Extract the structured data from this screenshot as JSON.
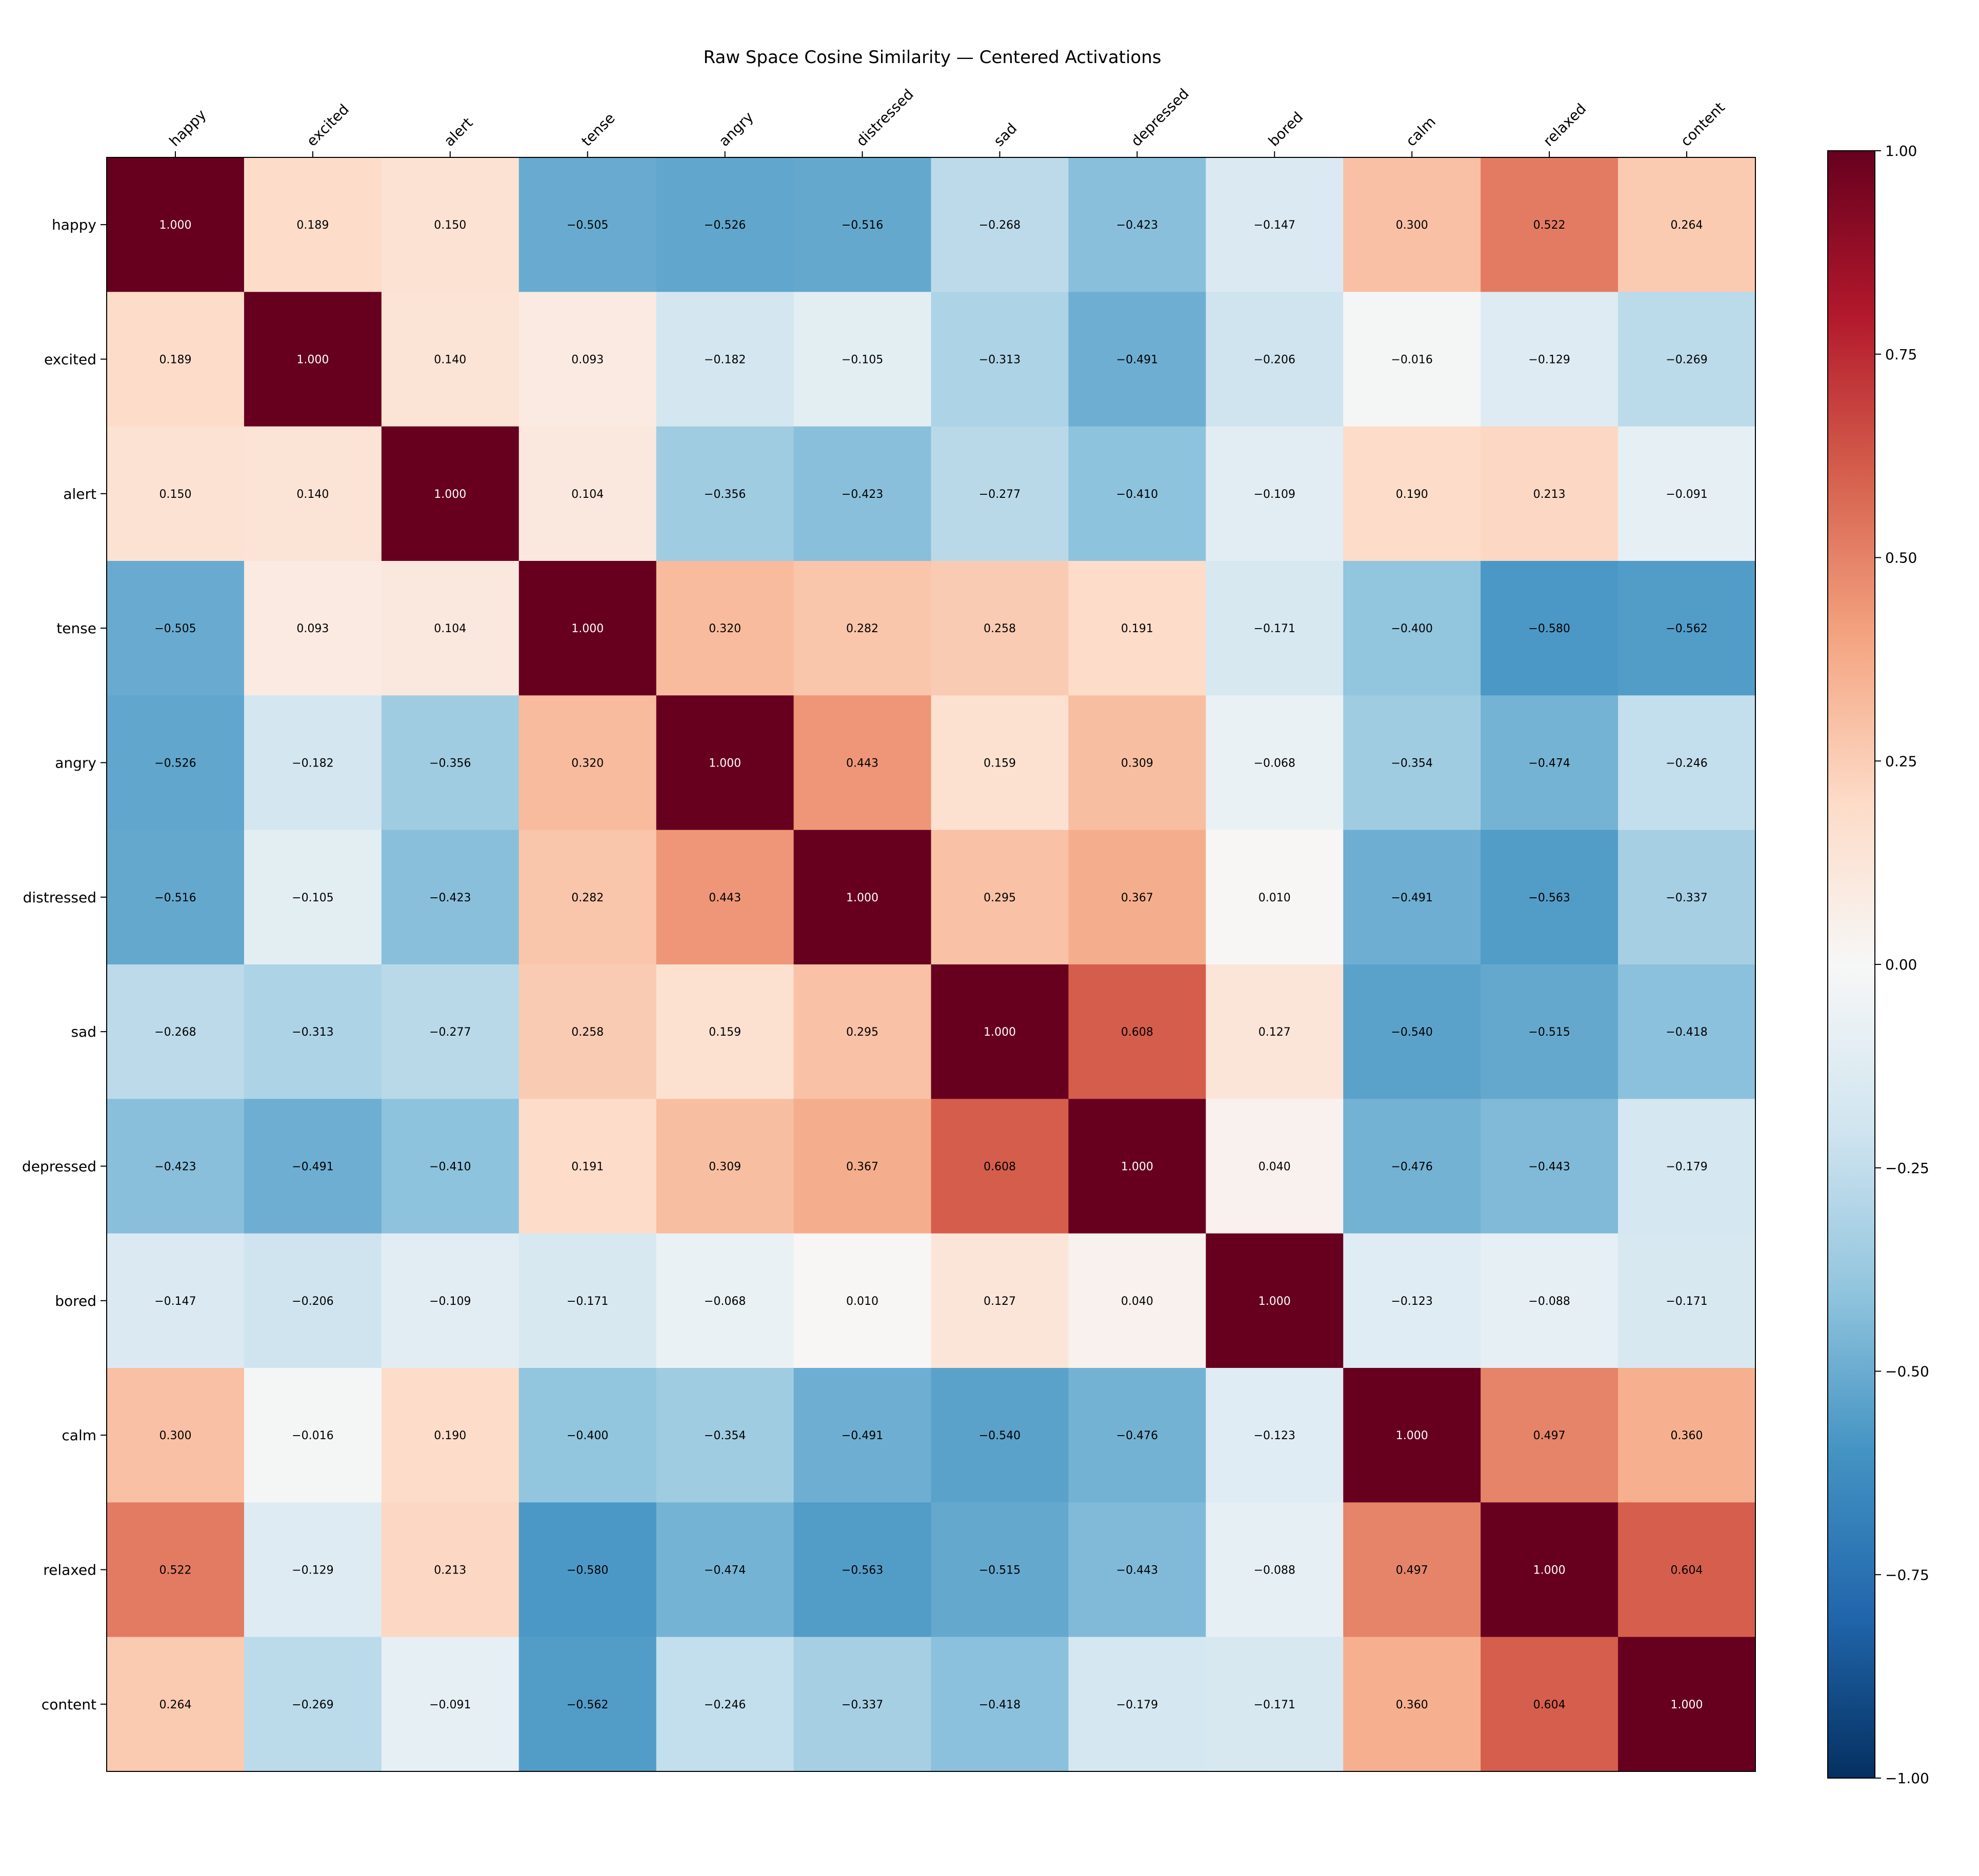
{
  "chart_data": {
    "type": "heatmap",
    "title": "Raw Space Cosine Similarity — Centered Activations",
    "xlabel": "",
    "ylabel": "",
    "labels": [
      "happy",
      "excited",
      "alert",
      "tense",
      "angry",
      "distressed",
      "sad",
      "depressed",
      "bored",
      "calm",
      "relaxed",
      "content"
    ],
    "matrix": [
      [
        1.0,
        0.189,
        0.15,
        -0.505,
        -0.526,
        -0.516,
        -0.268,
        -0.423,
        -0.147,
        0.3,
        0.522,
        0.264
      ],
      [
        0.189,
        1.0,
        0.14,
        0.093,
        -0.182,
        -0.105,
        -0.313,
        -0.491,
        -0.206,
        -0.016,
        -0.129,
        -0.269
      ],
      [
        0.15,
        0.14,
        1.0,
        0.104,
        -0.356,
        -0.423,
        -0.277,
        -0.41,
        -0.109,
        0.19,
        0.213,
        -0.091
      ],
      [
        -0.505,
        0.093,
        0.104,
        1.0,
        0.32,
        0.282,
        0.258,
        0.191,
        -0.171,
        -0.4,
        -0.58,
        -0.562
      ],
      [
        -0.526,
        -0.182,
        -0.356,
        0.32,
        1.0,
        0.443,
        0.159,
        0.309,
        -0.068,
        -0.354,
        -0.474,
        -0.246
      ],
      [
        -0.516,
        -0.105,
        -0.423,
        0.282,
        0.443,
        1.0,
        0.295,
        0.367,
        0.01,
        -0.491,
        -0.563,
        -0.337
      ],
      [
        -0.268,
        -0.313,
        -0.277,
        0.258,
        0.159,
        0.295,
        1.0,
        0.608,
        0.127,
        -0.54,
        -0.515,
        -0.418
      ],
      [
        -0.423,
        -0.491,
        -0.41,
        0.191,
        0.309,
        0.367,
        0.608,
        1.0,
        0.04,
        -0.476,
        -0.443,
        -0.179
      ],
      [
        -0.147,
        -0.206,
        -0.109,
        -0.171,
        -0.068,
        0.01,
        0.127,
        0.04,
        1.0,
        -0.123,
        -0.088,
        -0.171
      ],
      [
        0.3,
        -0.016,
        0.19,
        -0.4,
        -0.354,
        -0.491,
        -0.54,
        -0.476,
        -0.123,
        1.0,
        0.497,
        0.36
      ],
      [
        0.522,
        -0.129,
        0.213,
        -0.58,
        -0.474,
        -0.563,
        -0.515,
        -0.443,
        -0.088,
        0.497,
        1.0,
        0.604
      ],
      [
        0.264,
        -0.269,
        -0.091,
        -0.562,
        -0.246,
        -0.337,
        -0.418,
        -0.179,
        -0.171,
        0.36,
        0.604,
        1.0
      ]
    ],
    "value_format": "3 decimals",
    "colormap": "RdBu_r",
    "vmin": -1.0,
    "vmax": 1.0,
    "colorbar": {
      "ticks": [
        1.0,
        0.75,
        0.5,
        0.25,
        0.0,
        -0.25,
        -0.5,
        -0.75,
        -1.0
      ],
      "tick_labels": [
        "1.00",
        "0.75",
        "0.50",
        "0.25",
        "0.00",
        "−0.25",
        "−0.50",
        "−0.75",
        "−1.00"
      ]
    },
    "grid": false,
    "x_tick_position": "top",
    "legend": "colorbar right"
  }
}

EXERCISE BRIEF: Transcribe the preceding listing in its entirety and with exact wording, leaving out pictures.

FINISHED EXERCISE:
Extract the structured data from this screenshot as JSON.
{
  "chart_data": {
    "type": "heatmap",
    "title": "Raw Space Cosine Similarity — Centered Activations",
    "xlabel": "",
    "ylabel": "",
    "labels": [
      "happy",
      "excited",
      "alert",
      "tense",
      "angry",
      "distressed",
      "sad",
      "depressed",
      "bored",
      "calm",
      "relaxed",
      "content"
    ],
    "matrix": [
      [
        1.0,
        0.189,
        0.15,
        -0.505,
        -0.526,
        -0.516,
        -0.268,
        -0.423,
        -0.147,
        0.3,
        0.522,
        0.264
      ],
      [
        0.189,
        1.0,
        0.14,
        0.093,
        -0.182,
        -0.105,
        -0.313,
        -0.491,
        -0.206,
        -0.016,
        -0.129,
        -0.269
      ],
      [
        0.15,
        0.14,
        1.0,
        0.104,
        -0.356,
        -0.423,
        -0.277,
        -0.41,
        -0.109,
        0.19,
        0.213,
        -0.091
      ],
      [
        -0.505,
        0.093,
        0.104,
        1.0,
        0.32,
        0.282,
        0.258,
        0.191,
        -0.171,
        -0.4,
        -0.58,
        -0.562
      ],
      [
        -0.526,
        -0.182,
        -0.356,
        0.32,
        1.0,
        0.443,
        0.159,
        0.309,
        -0.068,
        -0.354,
        -0.474,
        -0.246
      ],
      [
        -0.516,
        -0.105,
        -0.423,
        0.282,
        0.443,
        1.0,
        0.295,
        0.367,
        0.01,
        -0.491,
        -0.563,
        -0.337
      ],
      [
        -0.268,
        -0.313,
        -0.277,
        0.258,
        0.159,
        0.295,
        1.0,
        0.608,
        0.127,
        -0.54,
        -0.515,
        -0.418
      ],
      [
        -0.423,
        -0.491,
        -0.41,
        0.191,
        0.309,
        0.367,
        0.608,
        1.0,
        0.04,
        -0.476,
        -0.443,
        -0.179
      ],
      [
        -0.147,
        -0.206,
        -0.109,
        -0.171,
        -0.068,
        0.01,
        0.127,
        0.04,
        1.0,
        -0.123,
        -0.088,
        -0.171
      ],
      [
        0.3,
        -0.016,
        0.19,
        -0.4,
        -0.354,
        -0.491,
        -0.54,
        -0.476,
        -0.123,
        1.0,
        0.497,
        0.36
      ],
      [
        0.522,
        -0.129,
        0.213,
        -0.58,
        -0.474,
        -0.563,
        -0.515,
        -0.443,
        -0.088,
        0.497,
        1.0,
        0.604
      ],
      [
        0.264,
        -0.269,
        -0.091,
        -0.562,
        -0.246,
        -0.337,
        -0.418,
        -0.179,
        -0.171,
        0.36,
        0.604,
        1.0
      ]
    ],
    "value_format": "3 decimals",
    "colormap": "RdBu_r",
    "vmin": -1.0,
    "vmax": 1.0,
    "colorbar": {
      "ticks": [
        1.0,
        0.75,
        0.5,
        0.25,
        0.0,
        -0.25,
        -0.5,
        -0.75,
        -1.0
      ],
      "tick_labels": [
        "1.00",
        "0.75",
        "0.50",
        "0.25",
        "0.00",
        "−0.25",
        "−0.50",
        "−0.75",
        "−1.00"
      ]
    },
    "grid": false,
    "x_tick_position": "top",
    "legend": "colorbar right"
  }
}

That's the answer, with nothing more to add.